▶ Aim: Which lines have the string "Museumsdirektor"? Copy all of them from the entries below.

== Extracted material

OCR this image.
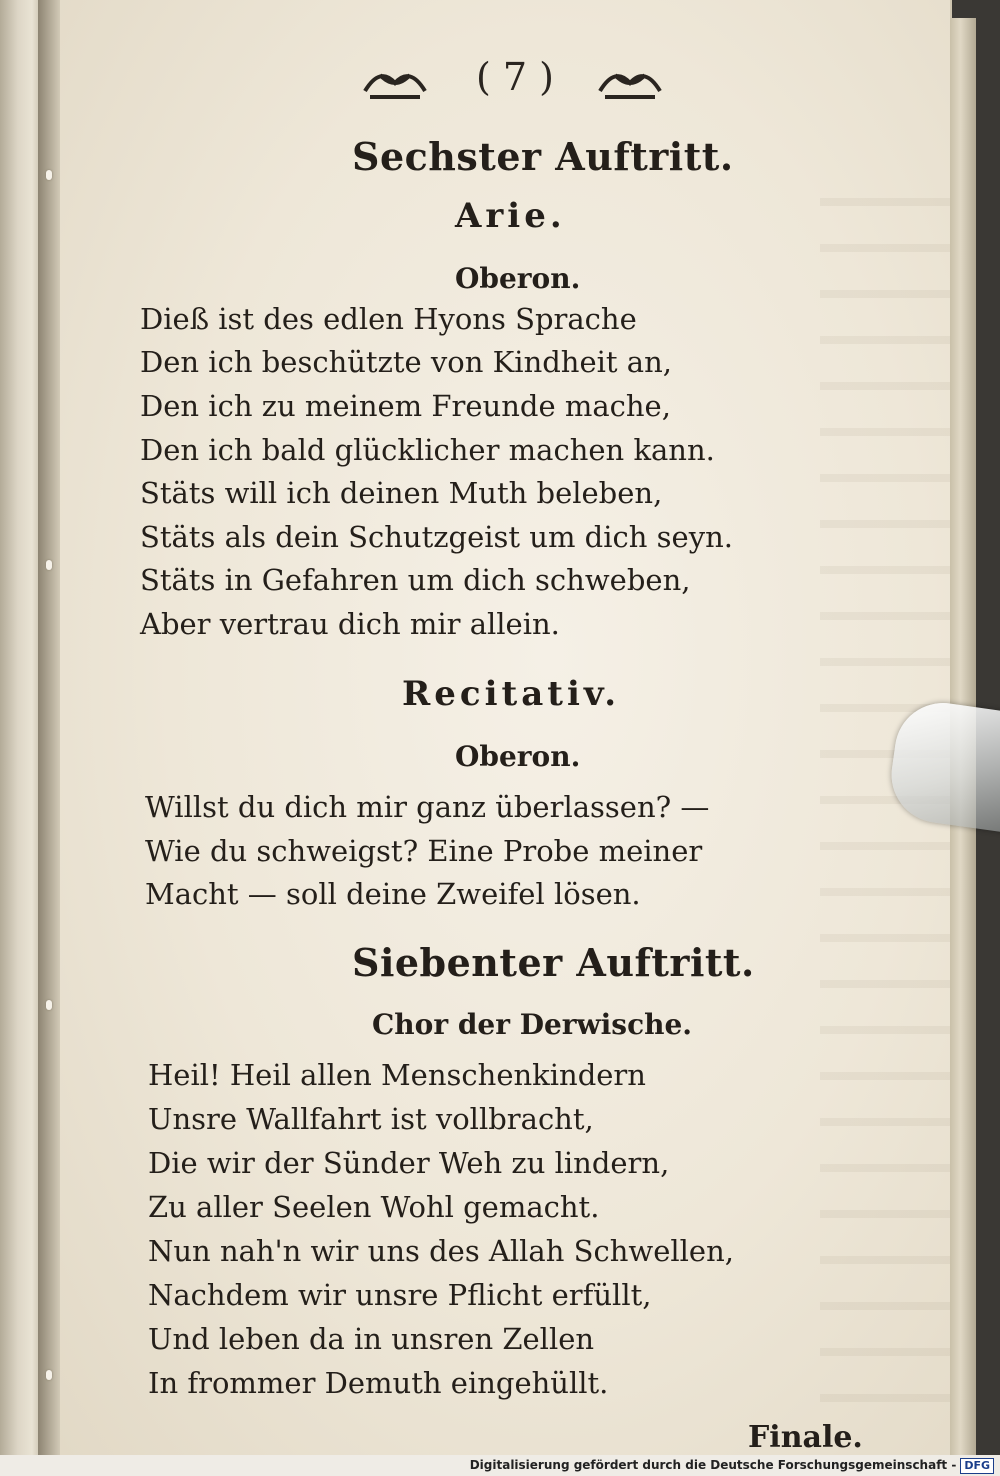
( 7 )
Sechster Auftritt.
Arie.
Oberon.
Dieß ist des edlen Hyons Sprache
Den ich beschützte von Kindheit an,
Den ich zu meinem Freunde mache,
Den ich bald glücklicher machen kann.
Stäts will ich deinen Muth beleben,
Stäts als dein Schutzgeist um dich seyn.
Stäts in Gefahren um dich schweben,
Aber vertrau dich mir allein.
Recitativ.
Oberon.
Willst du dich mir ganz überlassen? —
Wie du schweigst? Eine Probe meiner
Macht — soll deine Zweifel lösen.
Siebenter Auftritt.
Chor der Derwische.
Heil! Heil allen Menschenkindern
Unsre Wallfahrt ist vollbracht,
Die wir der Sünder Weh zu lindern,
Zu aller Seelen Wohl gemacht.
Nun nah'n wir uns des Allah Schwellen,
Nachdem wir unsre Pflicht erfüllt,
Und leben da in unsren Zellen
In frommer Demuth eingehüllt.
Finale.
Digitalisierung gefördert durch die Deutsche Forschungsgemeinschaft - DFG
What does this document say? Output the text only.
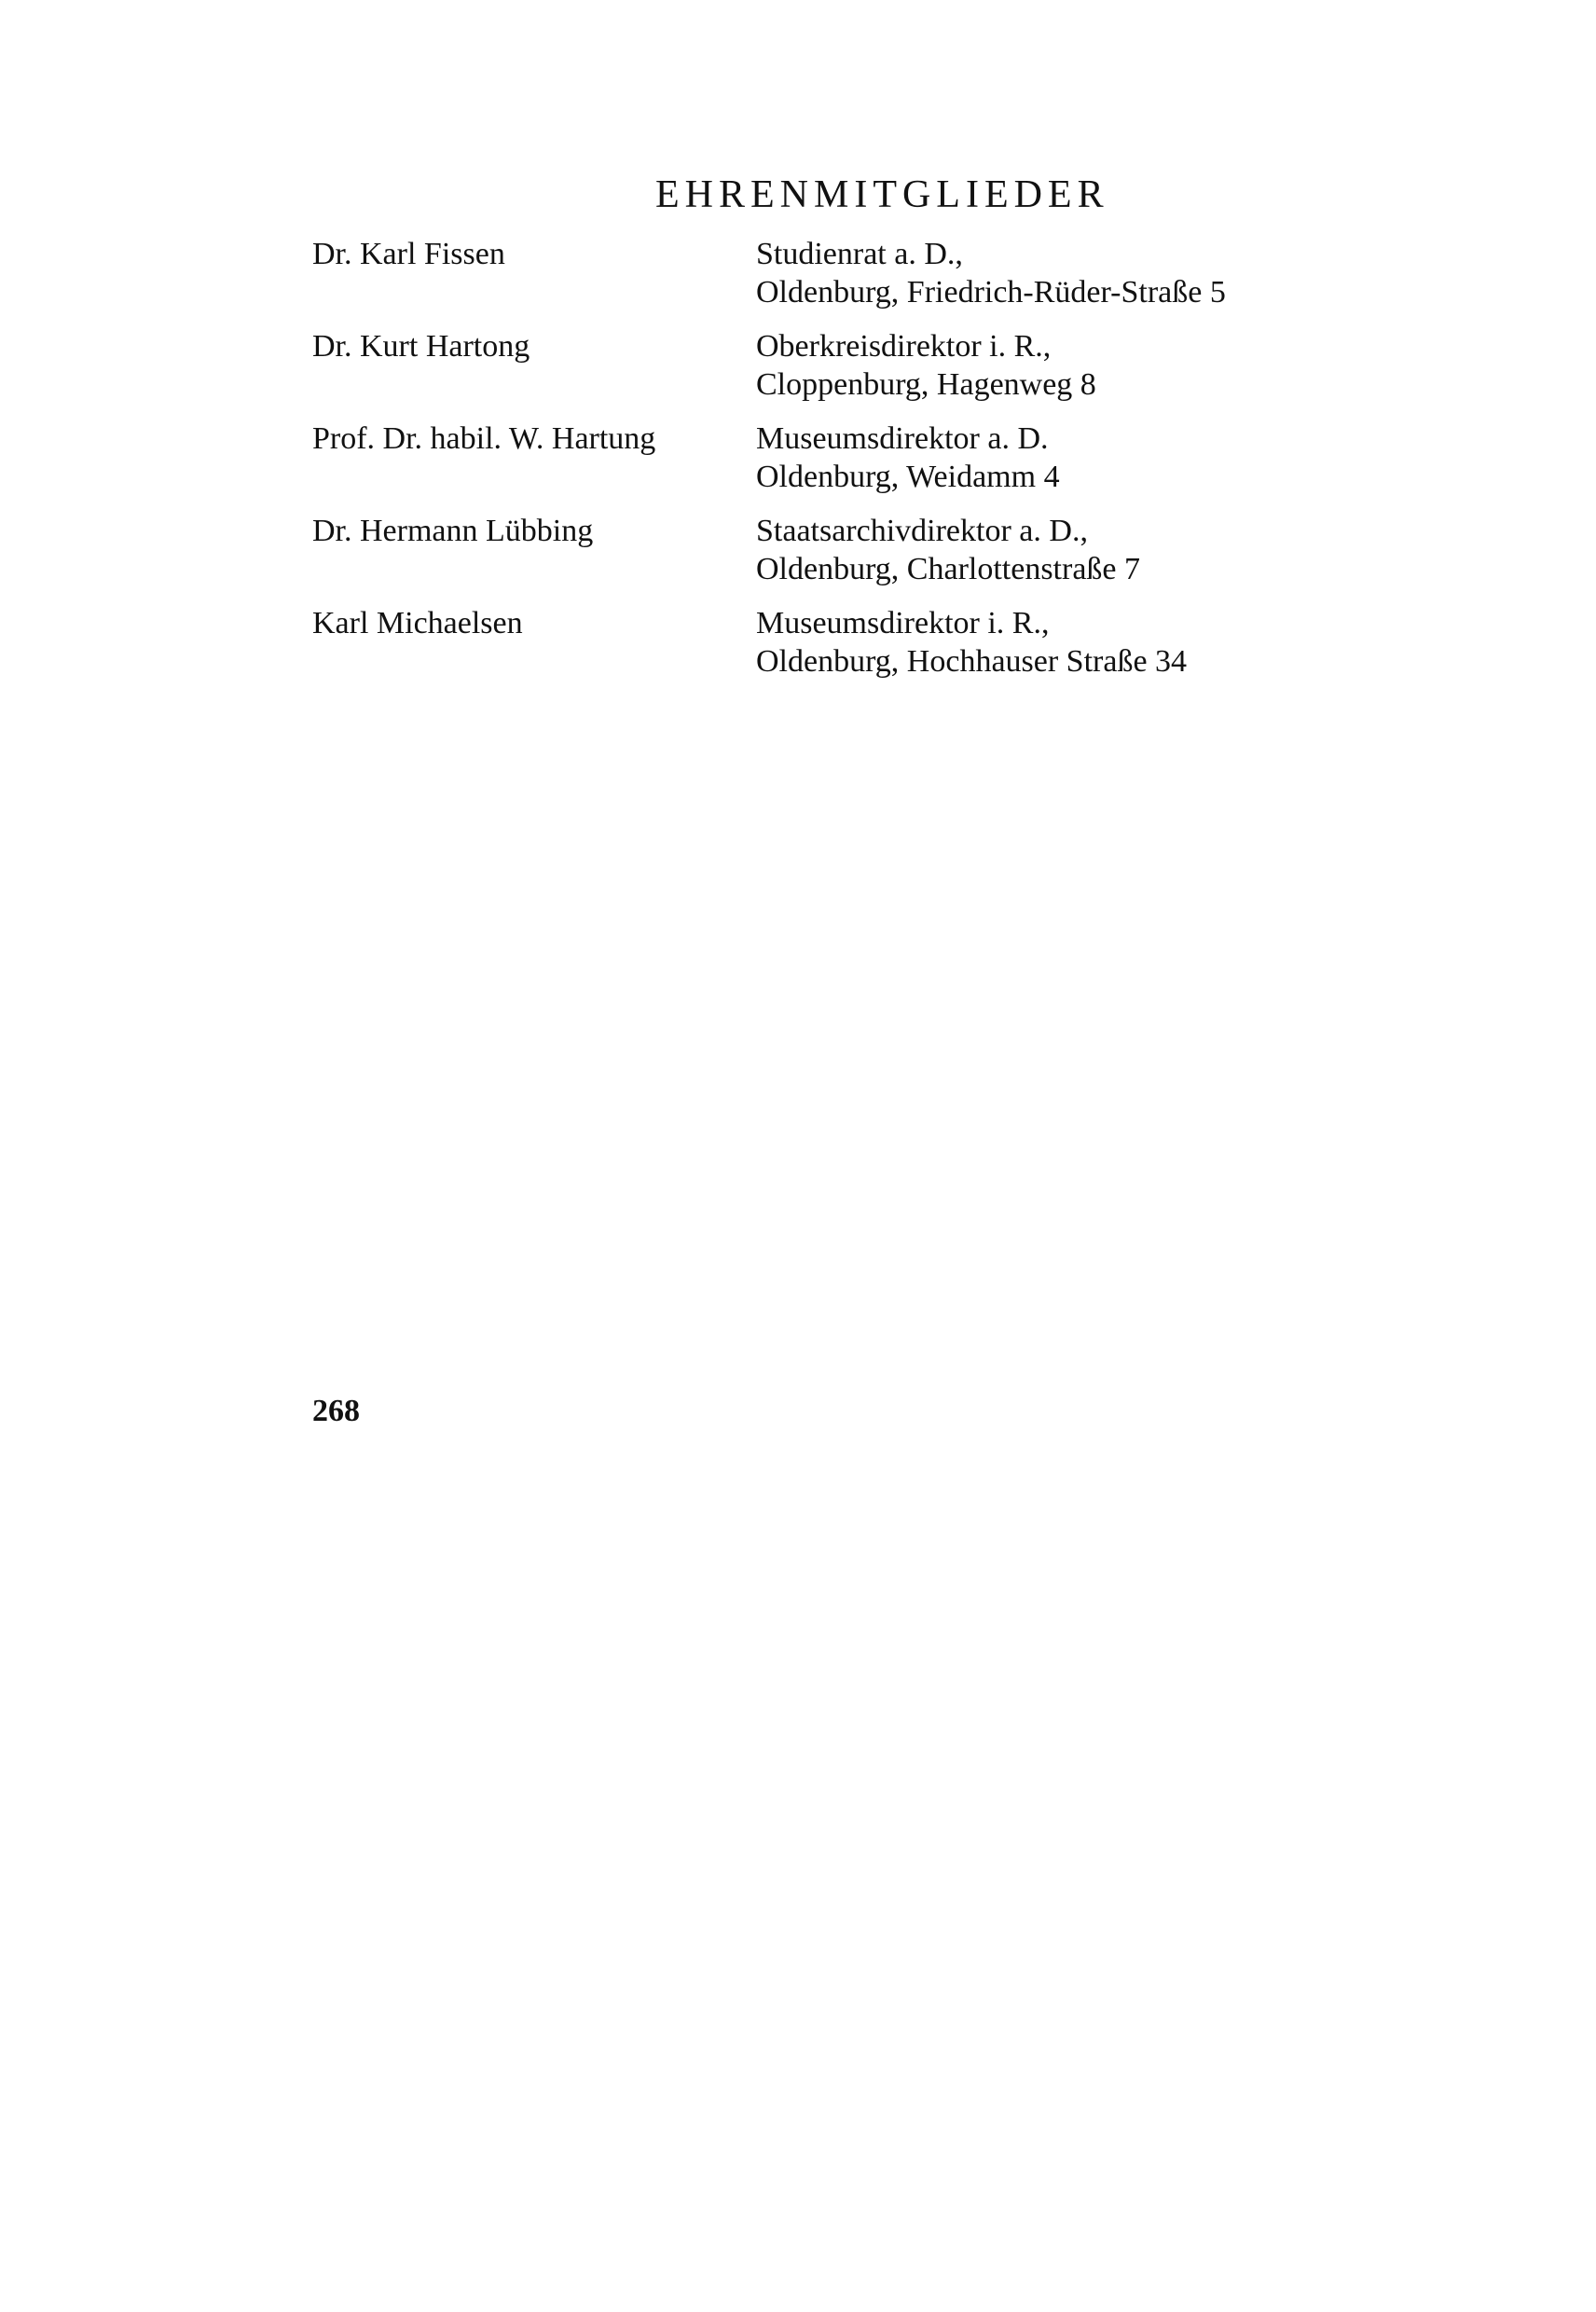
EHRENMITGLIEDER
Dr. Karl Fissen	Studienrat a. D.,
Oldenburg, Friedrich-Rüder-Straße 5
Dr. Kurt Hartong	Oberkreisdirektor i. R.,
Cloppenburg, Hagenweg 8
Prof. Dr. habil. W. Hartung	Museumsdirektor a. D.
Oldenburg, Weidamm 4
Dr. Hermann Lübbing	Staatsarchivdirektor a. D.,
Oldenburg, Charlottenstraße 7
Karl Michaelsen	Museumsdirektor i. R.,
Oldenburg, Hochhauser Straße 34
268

====

▶ Written answer:
Prof. Dr. habil. W. Hartung	Museumsdirektor a. D.
Karl Michaelsen	Museumsdirektor i. R.,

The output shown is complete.